Given request: Filter these entries so that only lines with the word "name" remain.

[Collected data]
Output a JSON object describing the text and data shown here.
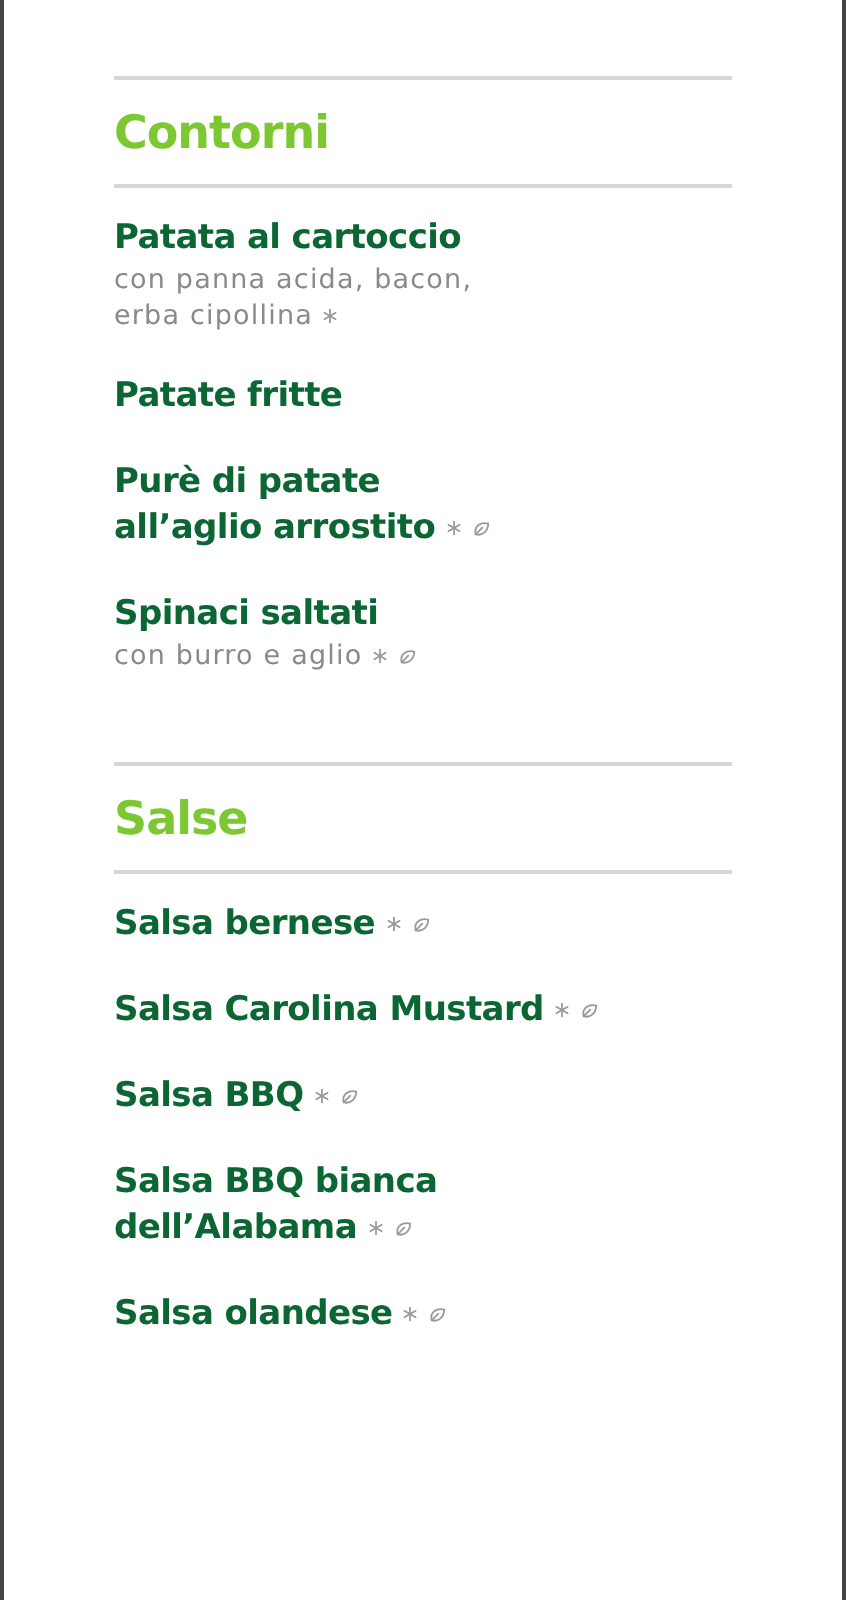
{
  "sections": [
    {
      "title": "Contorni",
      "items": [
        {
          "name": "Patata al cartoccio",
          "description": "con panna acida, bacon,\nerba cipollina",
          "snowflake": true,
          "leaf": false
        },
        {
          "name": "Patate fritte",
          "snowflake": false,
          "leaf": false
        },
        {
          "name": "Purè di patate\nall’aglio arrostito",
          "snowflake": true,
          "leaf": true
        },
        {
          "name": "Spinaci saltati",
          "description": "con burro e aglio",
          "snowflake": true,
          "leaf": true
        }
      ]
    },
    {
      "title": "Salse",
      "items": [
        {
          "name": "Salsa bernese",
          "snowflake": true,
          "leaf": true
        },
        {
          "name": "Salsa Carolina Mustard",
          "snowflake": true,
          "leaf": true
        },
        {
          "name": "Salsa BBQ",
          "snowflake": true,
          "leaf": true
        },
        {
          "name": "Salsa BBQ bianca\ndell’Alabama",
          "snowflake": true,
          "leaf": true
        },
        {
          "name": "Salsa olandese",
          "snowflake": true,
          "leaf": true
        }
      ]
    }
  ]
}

--

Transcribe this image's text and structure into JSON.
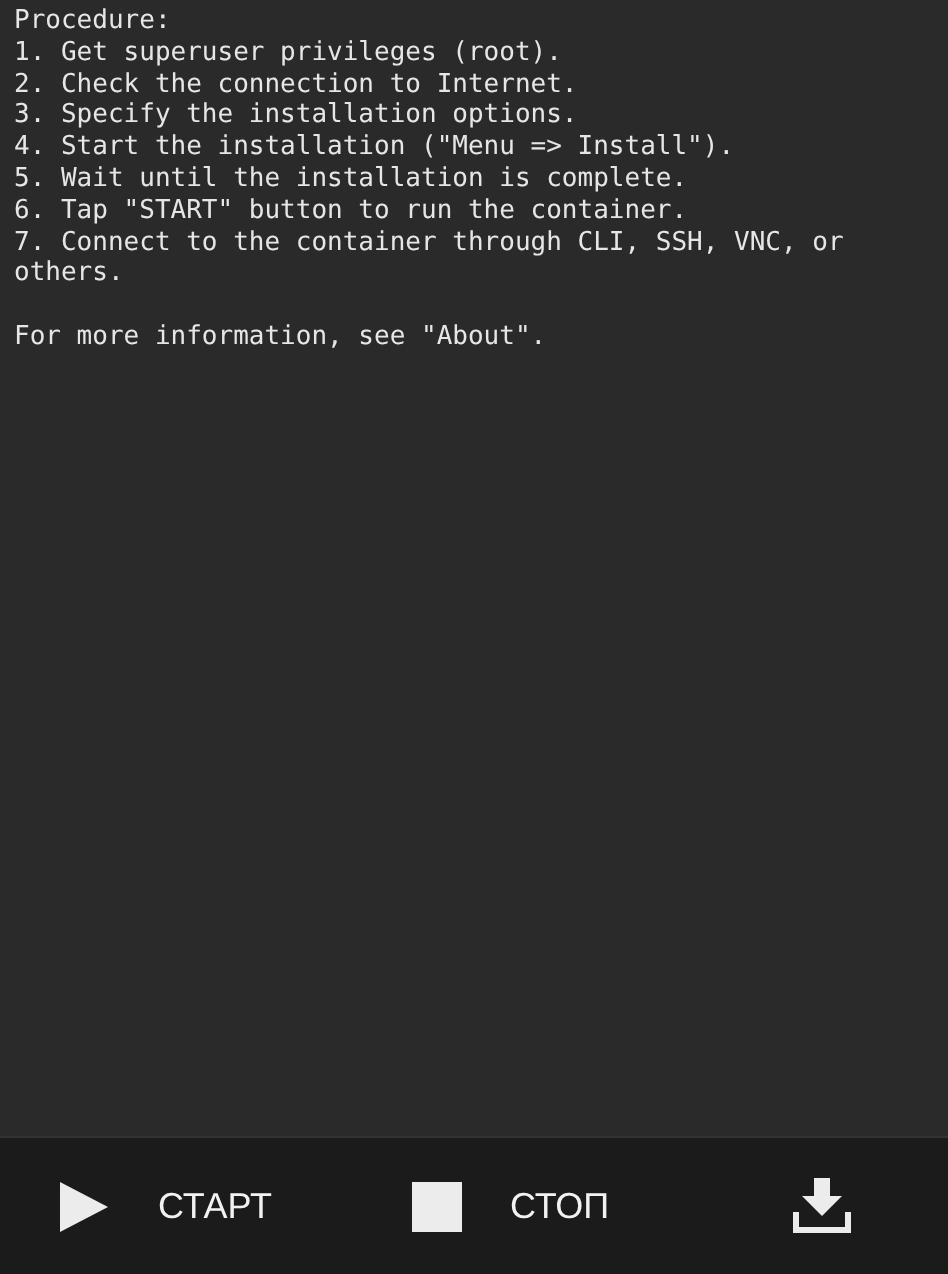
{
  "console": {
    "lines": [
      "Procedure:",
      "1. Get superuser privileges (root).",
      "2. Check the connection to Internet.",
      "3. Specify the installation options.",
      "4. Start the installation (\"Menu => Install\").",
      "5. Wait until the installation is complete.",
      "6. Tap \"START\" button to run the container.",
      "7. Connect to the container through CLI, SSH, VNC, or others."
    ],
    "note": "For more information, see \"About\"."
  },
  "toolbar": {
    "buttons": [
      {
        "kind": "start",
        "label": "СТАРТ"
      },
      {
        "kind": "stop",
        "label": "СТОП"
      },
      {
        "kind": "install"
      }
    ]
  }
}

Response to the exercise:
          "name": "Patata al cartoccio",
          "name": "Patate fritte",
          "name": "Purè di patate\nall’aglio arrostito",
          "name": "Spinaci saltati",
          "name": "Salsa bernese",
          "name": "Salsa Carolina Mustard",
          "name": "Salsa BBQ",
          "name": "Salsa BBQ bianca\ndell’Alabama",
          "name": "Salsa olandese",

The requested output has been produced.